(Stored items from a collection)
(begin)
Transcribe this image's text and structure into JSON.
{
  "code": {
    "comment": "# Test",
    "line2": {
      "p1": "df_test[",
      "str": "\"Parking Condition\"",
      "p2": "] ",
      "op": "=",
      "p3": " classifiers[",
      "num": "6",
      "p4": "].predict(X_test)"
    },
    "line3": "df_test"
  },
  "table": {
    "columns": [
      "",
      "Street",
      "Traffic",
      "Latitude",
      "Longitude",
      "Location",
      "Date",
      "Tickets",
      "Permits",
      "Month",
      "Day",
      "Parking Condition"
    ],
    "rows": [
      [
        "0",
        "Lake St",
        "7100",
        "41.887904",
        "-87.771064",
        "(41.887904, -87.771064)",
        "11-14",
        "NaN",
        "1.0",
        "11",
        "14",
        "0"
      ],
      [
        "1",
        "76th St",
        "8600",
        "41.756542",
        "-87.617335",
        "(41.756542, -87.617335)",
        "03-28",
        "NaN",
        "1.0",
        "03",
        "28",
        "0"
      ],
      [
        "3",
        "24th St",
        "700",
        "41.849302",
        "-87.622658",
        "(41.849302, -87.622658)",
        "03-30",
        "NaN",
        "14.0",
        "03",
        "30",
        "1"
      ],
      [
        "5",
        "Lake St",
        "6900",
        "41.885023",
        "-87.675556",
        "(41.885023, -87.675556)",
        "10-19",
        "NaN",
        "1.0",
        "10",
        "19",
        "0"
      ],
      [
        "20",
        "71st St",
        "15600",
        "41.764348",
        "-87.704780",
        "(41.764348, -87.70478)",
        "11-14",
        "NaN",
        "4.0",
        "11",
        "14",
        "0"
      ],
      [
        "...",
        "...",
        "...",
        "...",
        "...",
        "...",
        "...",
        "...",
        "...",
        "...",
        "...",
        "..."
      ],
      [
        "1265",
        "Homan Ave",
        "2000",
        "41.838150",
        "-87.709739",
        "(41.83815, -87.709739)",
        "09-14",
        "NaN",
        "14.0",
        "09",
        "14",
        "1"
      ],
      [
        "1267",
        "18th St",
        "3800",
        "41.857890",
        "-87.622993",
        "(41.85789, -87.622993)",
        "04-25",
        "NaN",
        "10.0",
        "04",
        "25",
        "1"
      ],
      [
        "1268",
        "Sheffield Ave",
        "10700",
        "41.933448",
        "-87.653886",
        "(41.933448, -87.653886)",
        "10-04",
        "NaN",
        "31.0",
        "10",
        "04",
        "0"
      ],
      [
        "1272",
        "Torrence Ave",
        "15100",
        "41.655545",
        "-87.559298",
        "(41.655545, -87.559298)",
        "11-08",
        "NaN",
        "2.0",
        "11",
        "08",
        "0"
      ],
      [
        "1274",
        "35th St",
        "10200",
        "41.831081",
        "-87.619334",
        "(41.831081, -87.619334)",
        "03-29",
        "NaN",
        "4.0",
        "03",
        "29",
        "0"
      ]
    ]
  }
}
(end)
• Problem to solve:
Take the entries above and transcribe them in full.

• Result for this task:
Transcribe this image's text and structure into JSON.
{
  "code": {
    "comment": "# Test",
    "line2": {
      "p1": "df_test[",
      "str": "\"Parking Condition\"",
      "p2": "] ",
      "op": "=",
      "p3": " classifiers[",
      "num": "6",
      "p4": "].predict(X_test)"
    },
    "line3": "df_test"
  },
  "table": {
    "columns": [
      "",
      "Street",
      "Traffic",
      "Latitude",
      "Longitude",
      "Location",
      "Date",
      "Tickets",
      "Permits",
      "Month",
      "Day",
      "Parking Condition"
    ],
    "rows": [
      [
        "0",
        "Lake St",
        "7100",
        "41.887904",
        "-87.771064",
        "(41.887904, -87.771064)",
        "11-14",
        "NaN",
        "1.0",
        "11",
        "14",
        "0"
      ],
      [
        "1",
        "76th St",
        "8600",
        "41.756542",
        "-87.617335",
        "(41.756542, -87.617335)",
        "03-28",
        "NaN",
        "1.0",
        "03",
        "28",
        "0"
      ],
      [
        "3",
        "24th St",
        "700",
        "41.849302",
        "-87.622658",
        "(41.849302, -87.622658)",
        "03-30",
        "NaN",
        "14.0",
        "03",
        "30",
        "1"
      ],
      [
        "5",
        "Lake St",
        "6900",
        "41.885023",
        "-87.675556",
        "(41.885023, -87.675556)",
        "10-19",
        "NaN",
        "1.0",
        "10",
        "19",
        "0"
      ],
      [
        "20",
        "71st St",
        "15600",
        "41.764348",
        "-87.704780",
        "(41.764348, -87.70478)",
        "11-14",
        "NaN",
        "4.0",
        "11",
        "14",
        "0"
      ],
      [
        "...",
        "...",
        "...",
        "...",
        "...",
        "...",
        "...",
        "...",
        "...",
        "...",
        "...",
        "..."
      ],
      [
        "1265",
        "Homan Ave",
        "2000",
        "41.838150",
        "-87.709739",
        "(41.83815, -87.709739)",
        "09-14",
        "NaN",
        "14.0",
        "09",
        "14",
        "1"
      ],
      [
        "1267",
        "18th St",
        "3800",
        "41.857890",
        "-87.622993",
        "(41.85789, -87.622993)",
        "04-25",
        "NaN",
        "10.0",
        "04",
        "25",
        "1"
      ],
      [
        "1268",
        "Sheffield Ave",
        "10700",
        "41.933448",
        "-87.653886",
        "(41.933448, -87.653886)",
        "10-04",
        "NaN",
        "31.0",
        "10",
        "04",
        "0"
      ],
      [
        "1272",
        "Torrence Ave",
        "15100",
        "41.655545",
        "-87.559298",
        "(41.655545, -87.559298)",
        "11-08",
        "NaN",
        "2.0",
        "11",
        "08",
        "0"
      ],
      [
        "1274",
        "35th St",
        "10200",
        "41.831081",
        "-87.619334",
        "(41.831081, -87.619334)",
        "03-29",
        "NaN",
        "4.0",
        "03",
        "29",
        "0"
      ]
    ]
  }
}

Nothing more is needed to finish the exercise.